→ Problem to work on
Lines containing "xứng" are to be counted. Report the count alone.

→ Task input
* * * * * * *
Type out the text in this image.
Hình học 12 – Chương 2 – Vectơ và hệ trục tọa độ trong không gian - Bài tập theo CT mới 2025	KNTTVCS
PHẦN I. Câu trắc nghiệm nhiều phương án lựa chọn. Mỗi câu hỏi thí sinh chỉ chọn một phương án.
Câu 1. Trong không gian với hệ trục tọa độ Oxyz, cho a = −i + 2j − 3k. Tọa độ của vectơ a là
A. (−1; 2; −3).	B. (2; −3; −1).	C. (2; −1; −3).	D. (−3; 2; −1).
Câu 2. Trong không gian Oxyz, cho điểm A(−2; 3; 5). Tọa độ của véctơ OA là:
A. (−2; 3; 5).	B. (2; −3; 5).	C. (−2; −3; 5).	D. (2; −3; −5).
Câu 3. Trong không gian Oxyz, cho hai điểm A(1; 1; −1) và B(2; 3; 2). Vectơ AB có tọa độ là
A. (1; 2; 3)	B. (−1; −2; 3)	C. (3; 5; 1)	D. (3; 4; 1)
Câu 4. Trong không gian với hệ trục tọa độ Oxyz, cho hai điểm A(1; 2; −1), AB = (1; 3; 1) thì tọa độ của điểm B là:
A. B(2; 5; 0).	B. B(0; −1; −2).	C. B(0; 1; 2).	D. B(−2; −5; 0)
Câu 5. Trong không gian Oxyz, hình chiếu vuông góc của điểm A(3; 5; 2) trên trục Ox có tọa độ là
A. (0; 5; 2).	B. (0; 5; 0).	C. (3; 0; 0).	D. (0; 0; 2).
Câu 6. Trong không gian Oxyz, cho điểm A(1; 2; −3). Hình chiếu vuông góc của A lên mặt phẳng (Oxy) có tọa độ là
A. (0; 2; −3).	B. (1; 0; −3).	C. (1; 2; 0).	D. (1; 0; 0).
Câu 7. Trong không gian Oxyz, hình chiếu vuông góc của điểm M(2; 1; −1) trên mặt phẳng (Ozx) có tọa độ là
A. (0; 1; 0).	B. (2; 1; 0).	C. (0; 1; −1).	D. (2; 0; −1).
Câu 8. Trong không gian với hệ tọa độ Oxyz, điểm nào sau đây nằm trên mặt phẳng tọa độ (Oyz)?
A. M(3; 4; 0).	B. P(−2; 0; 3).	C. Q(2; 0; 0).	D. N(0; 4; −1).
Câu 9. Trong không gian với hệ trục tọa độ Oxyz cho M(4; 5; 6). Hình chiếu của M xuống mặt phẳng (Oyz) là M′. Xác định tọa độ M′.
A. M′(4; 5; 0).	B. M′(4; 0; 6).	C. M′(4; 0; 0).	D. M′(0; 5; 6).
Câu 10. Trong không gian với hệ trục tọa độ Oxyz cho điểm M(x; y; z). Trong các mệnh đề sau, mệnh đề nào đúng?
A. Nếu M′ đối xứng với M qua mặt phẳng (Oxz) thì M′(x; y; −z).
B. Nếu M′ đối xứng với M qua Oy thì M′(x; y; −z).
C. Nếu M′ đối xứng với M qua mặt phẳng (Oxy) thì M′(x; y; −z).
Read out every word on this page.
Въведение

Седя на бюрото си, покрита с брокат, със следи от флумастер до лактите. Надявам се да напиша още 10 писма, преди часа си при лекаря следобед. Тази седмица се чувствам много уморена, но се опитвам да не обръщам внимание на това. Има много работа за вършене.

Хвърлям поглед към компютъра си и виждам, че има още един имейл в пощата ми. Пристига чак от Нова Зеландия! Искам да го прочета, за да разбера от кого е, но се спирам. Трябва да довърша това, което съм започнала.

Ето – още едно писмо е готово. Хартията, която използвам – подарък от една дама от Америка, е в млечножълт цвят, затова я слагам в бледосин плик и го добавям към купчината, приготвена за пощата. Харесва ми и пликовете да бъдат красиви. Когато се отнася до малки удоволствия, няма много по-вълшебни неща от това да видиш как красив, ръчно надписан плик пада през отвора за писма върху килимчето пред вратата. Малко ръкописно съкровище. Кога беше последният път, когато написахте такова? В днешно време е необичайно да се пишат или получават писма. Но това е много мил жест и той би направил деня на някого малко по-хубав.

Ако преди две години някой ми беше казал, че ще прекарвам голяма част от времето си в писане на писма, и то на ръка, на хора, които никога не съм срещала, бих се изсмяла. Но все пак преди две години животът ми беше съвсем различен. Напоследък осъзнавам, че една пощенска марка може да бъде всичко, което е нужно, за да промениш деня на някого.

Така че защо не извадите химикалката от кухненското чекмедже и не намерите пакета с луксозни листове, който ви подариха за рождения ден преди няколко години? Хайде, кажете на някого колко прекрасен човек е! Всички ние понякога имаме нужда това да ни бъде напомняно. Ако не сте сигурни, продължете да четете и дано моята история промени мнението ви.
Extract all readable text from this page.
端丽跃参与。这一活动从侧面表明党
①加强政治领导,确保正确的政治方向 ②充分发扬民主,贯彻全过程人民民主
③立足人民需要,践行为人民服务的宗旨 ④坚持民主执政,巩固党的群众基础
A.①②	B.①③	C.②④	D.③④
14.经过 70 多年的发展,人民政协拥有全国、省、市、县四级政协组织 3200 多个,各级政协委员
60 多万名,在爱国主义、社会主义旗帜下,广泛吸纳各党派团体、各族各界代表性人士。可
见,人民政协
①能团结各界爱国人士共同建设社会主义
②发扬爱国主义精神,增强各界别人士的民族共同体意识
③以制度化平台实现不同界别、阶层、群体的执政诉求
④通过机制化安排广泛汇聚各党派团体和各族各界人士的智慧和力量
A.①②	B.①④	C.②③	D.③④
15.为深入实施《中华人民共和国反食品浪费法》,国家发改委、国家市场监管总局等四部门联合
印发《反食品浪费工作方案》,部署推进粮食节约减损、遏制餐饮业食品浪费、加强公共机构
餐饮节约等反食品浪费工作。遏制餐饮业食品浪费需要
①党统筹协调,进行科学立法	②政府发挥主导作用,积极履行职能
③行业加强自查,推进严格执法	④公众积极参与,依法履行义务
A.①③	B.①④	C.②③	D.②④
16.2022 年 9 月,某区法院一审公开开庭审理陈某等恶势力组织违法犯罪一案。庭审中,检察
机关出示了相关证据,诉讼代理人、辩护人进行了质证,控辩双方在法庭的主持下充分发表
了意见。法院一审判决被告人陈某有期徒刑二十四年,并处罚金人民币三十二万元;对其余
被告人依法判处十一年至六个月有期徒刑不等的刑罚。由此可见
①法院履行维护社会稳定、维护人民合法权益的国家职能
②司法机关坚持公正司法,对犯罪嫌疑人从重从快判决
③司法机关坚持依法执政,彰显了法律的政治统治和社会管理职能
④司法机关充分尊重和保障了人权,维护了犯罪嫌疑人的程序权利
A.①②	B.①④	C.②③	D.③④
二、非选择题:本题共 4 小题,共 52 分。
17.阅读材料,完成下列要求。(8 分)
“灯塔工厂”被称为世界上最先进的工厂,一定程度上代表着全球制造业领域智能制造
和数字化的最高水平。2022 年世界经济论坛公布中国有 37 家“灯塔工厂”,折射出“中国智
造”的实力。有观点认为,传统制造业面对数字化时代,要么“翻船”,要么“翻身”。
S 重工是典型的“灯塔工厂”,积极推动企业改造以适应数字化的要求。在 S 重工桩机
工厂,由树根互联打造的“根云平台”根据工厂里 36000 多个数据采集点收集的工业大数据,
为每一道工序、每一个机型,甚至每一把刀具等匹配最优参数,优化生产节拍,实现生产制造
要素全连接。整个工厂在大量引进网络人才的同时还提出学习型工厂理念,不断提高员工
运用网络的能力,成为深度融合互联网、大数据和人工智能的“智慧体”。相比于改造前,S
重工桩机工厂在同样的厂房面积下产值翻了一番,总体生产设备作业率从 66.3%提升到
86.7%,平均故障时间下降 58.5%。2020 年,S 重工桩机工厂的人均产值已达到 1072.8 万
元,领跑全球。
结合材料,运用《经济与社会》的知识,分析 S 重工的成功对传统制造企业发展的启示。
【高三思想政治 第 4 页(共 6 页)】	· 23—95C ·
* * * * * * *
→ Expected output
3